— To do —
Set down the material below in full, matching it exactly.

start Data lines

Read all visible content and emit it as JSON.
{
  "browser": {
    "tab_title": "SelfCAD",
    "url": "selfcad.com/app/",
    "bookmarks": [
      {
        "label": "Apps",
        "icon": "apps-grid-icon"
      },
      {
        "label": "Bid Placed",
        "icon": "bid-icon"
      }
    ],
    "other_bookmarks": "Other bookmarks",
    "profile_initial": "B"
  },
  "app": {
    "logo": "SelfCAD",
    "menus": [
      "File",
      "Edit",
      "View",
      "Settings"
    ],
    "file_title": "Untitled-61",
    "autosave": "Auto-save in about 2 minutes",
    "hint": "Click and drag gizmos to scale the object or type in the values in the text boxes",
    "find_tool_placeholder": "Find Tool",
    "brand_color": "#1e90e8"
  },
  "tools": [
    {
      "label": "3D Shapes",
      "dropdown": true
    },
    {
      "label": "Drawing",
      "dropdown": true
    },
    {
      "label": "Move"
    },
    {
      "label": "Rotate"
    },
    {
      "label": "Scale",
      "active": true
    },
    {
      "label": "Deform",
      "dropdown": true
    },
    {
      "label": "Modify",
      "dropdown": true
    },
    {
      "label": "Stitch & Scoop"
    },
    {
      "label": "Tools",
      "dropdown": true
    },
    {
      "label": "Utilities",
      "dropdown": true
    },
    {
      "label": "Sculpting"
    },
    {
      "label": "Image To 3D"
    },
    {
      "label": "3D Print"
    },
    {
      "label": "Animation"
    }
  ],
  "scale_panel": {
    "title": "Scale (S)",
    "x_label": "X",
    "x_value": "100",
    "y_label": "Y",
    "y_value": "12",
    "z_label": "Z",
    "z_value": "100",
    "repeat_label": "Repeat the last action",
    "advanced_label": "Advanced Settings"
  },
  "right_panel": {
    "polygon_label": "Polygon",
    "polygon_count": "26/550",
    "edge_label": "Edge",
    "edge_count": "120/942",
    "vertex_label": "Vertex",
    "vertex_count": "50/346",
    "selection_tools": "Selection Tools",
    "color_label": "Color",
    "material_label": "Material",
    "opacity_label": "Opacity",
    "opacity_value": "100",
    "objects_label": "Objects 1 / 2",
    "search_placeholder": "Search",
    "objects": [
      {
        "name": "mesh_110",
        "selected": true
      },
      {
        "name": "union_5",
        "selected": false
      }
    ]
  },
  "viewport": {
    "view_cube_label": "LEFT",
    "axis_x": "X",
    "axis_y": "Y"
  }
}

end Data lines

— Written answer —
Read all visible content and emit it as JSON.
{
  "browser": {
    "tab_title": "SelfCAD",
    "url": "selfcad.com/app/",
    "bookmarks": [
      {
        "label": "Apps",
        "icon": "apps-grid-icon"
      },
      {
        "label": "Bid Placed",
        "icon": "bid-icon"
      }
    ],
    "other_bookmarks": "Other bookmarks",
    "profile_initial": "B"
  },
  "app": {
    "logo": "SelfCAD",
    "menus": [
      "File",
      "Edit",
      "View",
      "Settings"
    ],
    "file_title": "Untitled-61",
    "autosave": "Auto-save in about 2 minutes",
    "hint": "Click and drag gizmos to scale the object or type in the values in the text boxes",
    "find_tool_placeholder": "Find Tool",
    "brand_color": "#1e90e8"
  },
  "tools": [
    {
      "label": "3D Shapes",
      "dropdown": true
    },
    {
      "label": "Drawing",
      "dropdown": true
    },
    {
      "label": "Move"
    },
    {
      "label": "Rotate"
    },
    {
      "label": "Scale",
      "active": true
    },
    {
      "label": "Deform",
      "dropdown": true
    },
    {
      "label": "Modify",
      "dropdown": true
    },
    {
      "label": "Stitch & Scoop"
    },
    {
      "label": "Tools",
      "dropdown": true
    },
    {
      "label": "Utilities",
      "dropdown": true
    },
    {
      "label": "Sculpting"
    },
    {
      "label": "Image To 3D"
    },
    {
      "label": "3D Print"
    },
    {
      "label": "Animation"
    }
  ],
  "scale_panel": {
    "title": "Scale (S)",
    "x_label": "X",
    "x_value": "100",
    "y_label": "Y",
    "y_value": "12",
    "z_label": "Z",
    "z_value": "100",
    "repeat_label": "Repeat the last action",
    "advanced_label": "Advanced Settings"
  },
  "right_panel": {
    "polygon_label": "Polygon",
    "polygon_count": "26/550",
    "edge_label": "Edge",
    "edge_count": "120/942",
    "vertex_label": "Vertex",
    "vertex_count": "50/346",
    "selection_tools": "Selection Tools",
    "color_label": "Color",
    "material_label": "Material",
    "opacity_label": "Opacity",
    "opacity_value": "100",
    "objects_label": "Objects 1 / 2",
    "search_placeholder": "Search",
    "objects": [
      {
        "name": "mesh_110",
        "selected": true
      },
      {
        "name": "union_5",
        "selected": false
      }
    ]
  },
  "viewport": {
    "view_cube_label": "LEFT",
    "axis_x": "X",
    "axis_y": "Y"
  }
}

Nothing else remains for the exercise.